▶ **Task instructions**:
**A)** According to the ranking of Super Bowl quarterback matchups, how many touchdown passes did Dan Marino throw in the 1984 regular season?
**B)** Continue the article ranking Super Bowl quarterback matchups from the point where it ends.

▶ **Supplied text**:
━━━━━━

Saturday, July 20, 2024

Ranking every QB matchup in Super Bowl history, 1-55

Must read


We have been talking about Brady vs. Mahomes from the moment the Chiefs finished off the Bills in the AFC championship game, though we know these two gentlemen will not meet on the field while the ball is in play during the Super Bowl. It’ll be Brady, then Mahomes. Or Mahomes, then Brady. And when it’s over, they’ll meet at midfield and exchange pleasantries, because this is what is expected from the kings of pro football.

It is still a competition, though, the way Tiger vs. Phil was so many times when they were in different groups trying to destroy par and one another in a major golf tournament. The quarterbacks do not have to directly oppose each other to be measured against each other.

MORE: Super Bowl 55 odds, picks, predictions

Which is why we endeavored to rate the greatest quarterback duels of the 55 Super Bowls.

We attempted not to do this by simply looking at the names and measuring one’s legend against the other’s, but by examining what that specific player’s value was in that particular season and how the two stacked up against one other. Of course, each quarterback’s career achievements are going to play a part in how he is viewed, but it would be disingenuous to make that the only qualifier.

So here is the list, every Super Bowl quarterback matchup, ranked, with the years noted accounting for the regular season and not the calendar year in which the game was played.

1. Joe Montana vs. Dan Marino, 1984

Preamble : Montana already had one Super Bowl victory on his resume when Marino entered the league in 1983, and Marino’s sophomore season was so statistically outrageous that perhaps only Patrick Mahomes has matched it since. Marino led the Dolphins to a 14-2 record and led the NFL in completions, attempts, yards, passer rating and touchdowns; his 48 TDs set a record that stood for 20 years. Marino was first-team All-Pro. Montana was second-team with a season that featured 64 percent completions, 28 touchdowns and a 14-1 record in 15 starts.

The Game: The Dolphins’ dynamic passing attack never materialized, with Marino finishing 29-of-50 for 318 yards and two interceptions. Montana outgained him, completing 24-of-35 for 331 yards and three TDs.

Final score: 49ers 38, Dolphins 16

Hall of Fame: Montana inducted in 2000; Marino inducted in 2005

2. Terry Bradshaw vs. Roger Staubach, 1978

Preamble: Bradshaw was a two-time Super Bowl winner by this time, but this was the first season in which he was the principal agent of the Steelers’ success. He became NFL MVP with a league-leading 28 touchdown passes and 7.9 yards per pass attempt, and he completed 56.3 percent of his attempts, the second-best figure of his career and good enough for seventh in the league. Staubach was near the end of his career but still a Pro Bowl player with a league-leading passer rating of 84.9, plus 3,190 yards and 25 touchdowns.

The Game: The 13th Super Bowl ever played was considered, for years, the best ever and remains in the conversation. Bradshaw completed only 17 of his 30 passes, but four of them were touchdowns. Staubach threw three touchdowns, but the one that wasn’t — a drop by tight end Jackie Smith that could have tied the score at 21-all in the third quarter — is the throw most remembered.

━━━━━━

Collection entries
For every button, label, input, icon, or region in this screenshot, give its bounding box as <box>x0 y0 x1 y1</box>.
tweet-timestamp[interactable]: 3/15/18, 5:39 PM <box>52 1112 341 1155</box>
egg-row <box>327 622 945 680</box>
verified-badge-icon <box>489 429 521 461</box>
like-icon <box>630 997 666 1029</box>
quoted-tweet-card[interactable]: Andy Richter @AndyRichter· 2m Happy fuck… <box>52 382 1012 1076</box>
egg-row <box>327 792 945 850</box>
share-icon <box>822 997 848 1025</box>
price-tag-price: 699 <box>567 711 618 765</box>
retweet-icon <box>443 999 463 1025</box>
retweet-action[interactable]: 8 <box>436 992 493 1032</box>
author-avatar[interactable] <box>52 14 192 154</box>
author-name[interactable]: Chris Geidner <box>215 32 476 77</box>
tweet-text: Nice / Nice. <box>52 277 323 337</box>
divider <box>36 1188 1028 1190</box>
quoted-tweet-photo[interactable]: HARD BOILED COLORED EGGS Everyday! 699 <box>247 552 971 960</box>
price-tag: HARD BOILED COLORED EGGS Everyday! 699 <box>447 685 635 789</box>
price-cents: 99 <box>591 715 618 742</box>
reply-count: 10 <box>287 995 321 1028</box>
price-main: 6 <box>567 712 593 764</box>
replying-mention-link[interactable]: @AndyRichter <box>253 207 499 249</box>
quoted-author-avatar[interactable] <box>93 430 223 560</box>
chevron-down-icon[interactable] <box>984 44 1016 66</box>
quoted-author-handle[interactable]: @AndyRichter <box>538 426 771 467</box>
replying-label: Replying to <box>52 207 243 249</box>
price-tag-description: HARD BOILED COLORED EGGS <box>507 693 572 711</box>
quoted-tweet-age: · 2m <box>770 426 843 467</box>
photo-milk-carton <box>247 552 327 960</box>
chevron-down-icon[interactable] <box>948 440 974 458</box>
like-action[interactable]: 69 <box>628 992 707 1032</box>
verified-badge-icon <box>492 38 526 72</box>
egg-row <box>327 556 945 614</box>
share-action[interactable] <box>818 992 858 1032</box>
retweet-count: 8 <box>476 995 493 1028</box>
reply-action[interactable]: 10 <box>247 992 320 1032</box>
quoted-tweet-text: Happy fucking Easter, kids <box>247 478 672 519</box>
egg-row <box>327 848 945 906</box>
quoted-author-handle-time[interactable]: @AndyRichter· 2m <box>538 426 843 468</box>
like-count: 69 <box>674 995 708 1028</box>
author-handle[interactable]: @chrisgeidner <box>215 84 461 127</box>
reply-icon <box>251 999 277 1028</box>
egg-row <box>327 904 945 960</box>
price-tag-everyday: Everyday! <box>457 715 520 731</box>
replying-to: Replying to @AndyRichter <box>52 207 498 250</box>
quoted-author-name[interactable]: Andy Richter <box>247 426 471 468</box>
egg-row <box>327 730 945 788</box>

━━━━━━

▶ **Answer list**:
**A)** 48

**B)**
Final score: Steelers 35, Cowboys 31

Hall of Fame: Bradshaw in 1989; Staubach in 1985

(Getty Images)

3. John Elway vs. Brett Favre, 1997

Preamble: At the end of a run of three consecutive All-Pro selections, Favre brought the defending champion Packers back to the Super Bowl with a chance for a rare repeat. Only five franchises had done it at least once, and this was Green Bay’s chance to join the Steelers with two. Favre had thrown for a league-leading 35 touchdowns and accumulated 3,867 passing yards. Elway was appearing in his fourth Super Bowl but had dropped the first three. His late-career renaissance was fueled by a power running game featuring Terrell Davis, but he was still able to deliver one of his patented late-game drives and threw for 27 touchdowns and made the Pro Bowl.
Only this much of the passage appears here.